• [Written request]: Collect all the lines that mention the word "Gene".

• [Extracted entries]:
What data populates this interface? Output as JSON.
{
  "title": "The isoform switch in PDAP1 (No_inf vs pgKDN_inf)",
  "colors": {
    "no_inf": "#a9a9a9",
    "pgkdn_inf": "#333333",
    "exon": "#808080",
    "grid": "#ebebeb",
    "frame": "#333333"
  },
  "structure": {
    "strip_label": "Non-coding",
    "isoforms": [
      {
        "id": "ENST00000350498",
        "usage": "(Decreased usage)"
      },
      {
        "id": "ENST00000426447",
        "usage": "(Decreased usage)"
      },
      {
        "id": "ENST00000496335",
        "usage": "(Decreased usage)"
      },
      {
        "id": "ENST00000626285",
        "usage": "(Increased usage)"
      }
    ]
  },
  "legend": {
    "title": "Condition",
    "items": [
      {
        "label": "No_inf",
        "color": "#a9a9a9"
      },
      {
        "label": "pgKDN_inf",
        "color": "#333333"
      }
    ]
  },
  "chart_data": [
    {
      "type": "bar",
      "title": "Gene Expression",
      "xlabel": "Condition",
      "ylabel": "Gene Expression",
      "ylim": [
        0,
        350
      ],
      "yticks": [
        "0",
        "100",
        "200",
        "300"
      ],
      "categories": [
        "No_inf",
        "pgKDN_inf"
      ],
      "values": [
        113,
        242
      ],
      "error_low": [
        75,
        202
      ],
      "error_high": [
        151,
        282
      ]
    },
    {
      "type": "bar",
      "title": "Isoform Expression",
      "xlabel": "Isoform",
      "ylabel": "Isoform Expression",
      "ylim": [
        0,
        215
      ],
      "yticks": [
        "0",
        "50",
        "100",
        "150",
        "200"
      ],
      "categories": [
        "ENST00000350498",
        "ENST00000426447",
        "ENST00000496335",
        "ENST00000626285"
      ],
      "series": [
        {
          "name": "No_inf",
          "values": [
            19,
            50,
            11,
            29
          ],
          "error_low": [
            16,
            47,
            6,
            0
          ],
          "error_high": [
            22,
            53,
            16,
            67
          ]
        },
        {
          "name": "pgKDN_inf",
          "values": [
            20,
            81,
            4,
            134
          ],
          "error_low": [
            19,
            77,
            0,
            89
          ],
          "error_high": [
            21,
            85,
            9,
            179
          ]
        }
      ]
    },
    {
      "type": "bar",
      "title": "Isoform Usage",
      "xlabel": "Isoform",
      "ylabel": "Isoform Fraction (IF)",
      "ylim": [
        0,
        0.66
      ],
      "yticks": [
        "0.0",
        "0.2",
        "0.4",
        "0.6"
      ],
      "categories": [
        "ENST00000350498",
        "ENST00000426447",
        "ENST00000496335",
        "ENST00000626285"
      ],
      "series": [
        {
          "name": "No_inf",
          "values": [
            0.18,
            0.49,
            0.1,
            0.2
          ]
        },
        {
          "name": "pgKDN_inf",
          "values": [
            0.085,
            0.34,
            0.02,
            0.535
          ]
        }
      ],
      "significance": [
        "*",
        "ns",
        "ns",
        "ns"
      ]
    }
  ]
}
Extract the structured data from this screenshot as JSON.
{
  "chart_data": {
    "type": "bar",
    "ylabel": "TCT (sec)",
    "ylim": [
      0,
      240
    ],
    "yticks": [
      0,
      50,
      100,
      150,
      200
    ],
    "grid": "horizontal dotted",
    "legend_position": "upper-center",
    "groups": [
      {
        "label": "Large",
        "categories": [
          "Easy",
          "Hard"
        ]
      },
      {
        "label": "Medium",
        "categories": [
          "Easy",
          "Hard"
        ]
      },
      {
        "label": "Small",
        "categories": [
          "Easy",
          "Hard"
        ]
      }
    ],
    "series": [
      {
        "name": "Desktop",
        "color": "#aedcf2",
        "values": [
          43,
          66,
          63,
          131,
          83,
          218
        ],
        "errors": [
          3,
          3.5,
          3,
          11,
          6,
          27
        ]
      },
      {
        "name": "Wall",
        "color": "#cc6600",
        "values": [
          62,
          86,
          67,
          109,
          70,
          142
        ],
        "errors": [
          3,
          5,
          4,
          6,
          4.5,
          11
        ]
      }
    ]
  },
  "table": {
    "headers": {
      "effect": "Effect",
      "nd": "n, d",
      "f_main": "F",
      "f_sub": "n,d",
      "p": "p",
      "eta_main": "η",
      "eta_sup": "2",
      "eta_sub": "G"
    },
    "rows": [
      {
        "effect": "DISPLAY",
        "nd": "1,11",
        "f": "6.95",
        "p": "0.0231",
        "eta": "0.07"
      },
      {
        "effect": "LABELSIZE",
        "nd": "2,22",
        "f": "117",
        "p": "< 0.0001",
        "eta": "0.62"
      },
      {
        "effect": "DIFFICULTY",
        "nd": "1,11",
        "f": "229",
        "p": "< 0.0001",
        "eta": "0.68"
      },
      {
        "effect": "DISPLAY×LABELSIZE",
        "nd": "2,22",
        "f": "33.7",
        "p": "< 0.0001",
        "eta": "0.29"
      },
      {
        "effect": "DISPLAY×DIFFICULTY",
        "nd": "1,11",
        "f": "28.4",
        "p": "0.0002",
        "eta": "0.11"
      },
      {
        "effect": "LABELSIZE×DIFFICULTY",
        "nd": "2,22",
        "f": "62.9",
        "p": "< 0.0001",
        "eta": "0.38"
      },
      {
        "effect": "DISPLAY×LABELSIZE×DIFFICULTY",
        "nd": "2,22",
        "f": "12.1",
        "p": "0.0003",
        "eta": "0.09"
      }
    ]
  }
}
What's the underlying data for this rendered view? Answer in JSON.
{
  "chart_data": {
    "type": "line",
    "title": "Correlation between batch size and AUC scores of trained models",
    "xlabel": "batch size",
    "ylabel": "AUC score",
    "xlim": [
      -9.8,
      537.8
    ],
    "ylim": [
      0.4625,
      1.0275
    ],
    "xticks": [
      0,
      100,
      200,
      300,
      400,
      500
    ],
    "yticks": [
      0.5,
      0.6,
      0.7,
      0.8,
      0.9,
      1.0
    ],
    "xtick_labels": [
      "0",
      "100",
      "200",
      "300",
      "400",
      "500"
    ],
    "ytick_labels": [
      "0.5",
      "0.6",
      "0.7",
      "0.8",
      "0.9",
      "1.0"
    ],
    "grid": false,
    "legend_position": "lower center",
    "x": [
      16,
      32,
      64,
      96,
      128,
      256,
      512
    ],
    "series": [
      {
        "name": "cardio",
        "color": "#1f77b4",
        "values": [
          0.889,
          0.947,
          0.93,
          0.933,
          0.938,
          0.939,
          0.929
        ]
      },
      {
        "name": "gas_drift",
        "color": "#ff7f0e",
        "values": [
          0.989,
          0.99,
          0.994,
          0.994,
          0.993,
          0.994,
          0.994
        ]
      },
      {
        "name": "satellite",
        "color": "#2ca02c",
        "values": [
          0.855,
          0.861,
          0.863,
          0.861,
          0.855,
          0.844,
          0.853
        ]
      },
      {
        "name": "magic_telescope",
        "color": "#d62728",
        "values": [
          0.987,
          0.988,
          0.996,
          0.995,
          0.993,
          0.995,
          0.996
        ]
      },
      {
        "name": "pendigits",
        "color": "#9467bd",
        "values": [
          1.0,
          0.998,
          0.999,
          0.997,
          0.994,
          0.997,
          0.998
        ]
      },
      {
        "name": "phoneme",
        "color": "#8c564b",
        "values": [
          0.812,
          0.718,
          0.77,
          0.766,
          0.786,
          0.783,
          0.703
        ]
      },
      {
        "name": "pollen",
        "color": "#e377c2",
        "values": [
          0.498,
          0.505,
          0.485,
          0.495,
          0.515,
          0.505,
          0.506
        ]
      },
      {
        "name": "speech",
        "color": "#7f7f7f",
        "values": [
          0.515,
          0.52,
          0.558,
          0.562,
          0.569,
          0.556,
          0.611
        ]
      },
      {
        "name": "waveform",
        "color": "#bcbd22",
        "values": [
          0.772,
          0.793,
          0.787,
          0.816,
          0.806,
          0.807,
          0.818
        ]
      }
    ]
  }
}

• [The result]:
      "title": "Gene Expression",
      "ylabel": "Gene Expression",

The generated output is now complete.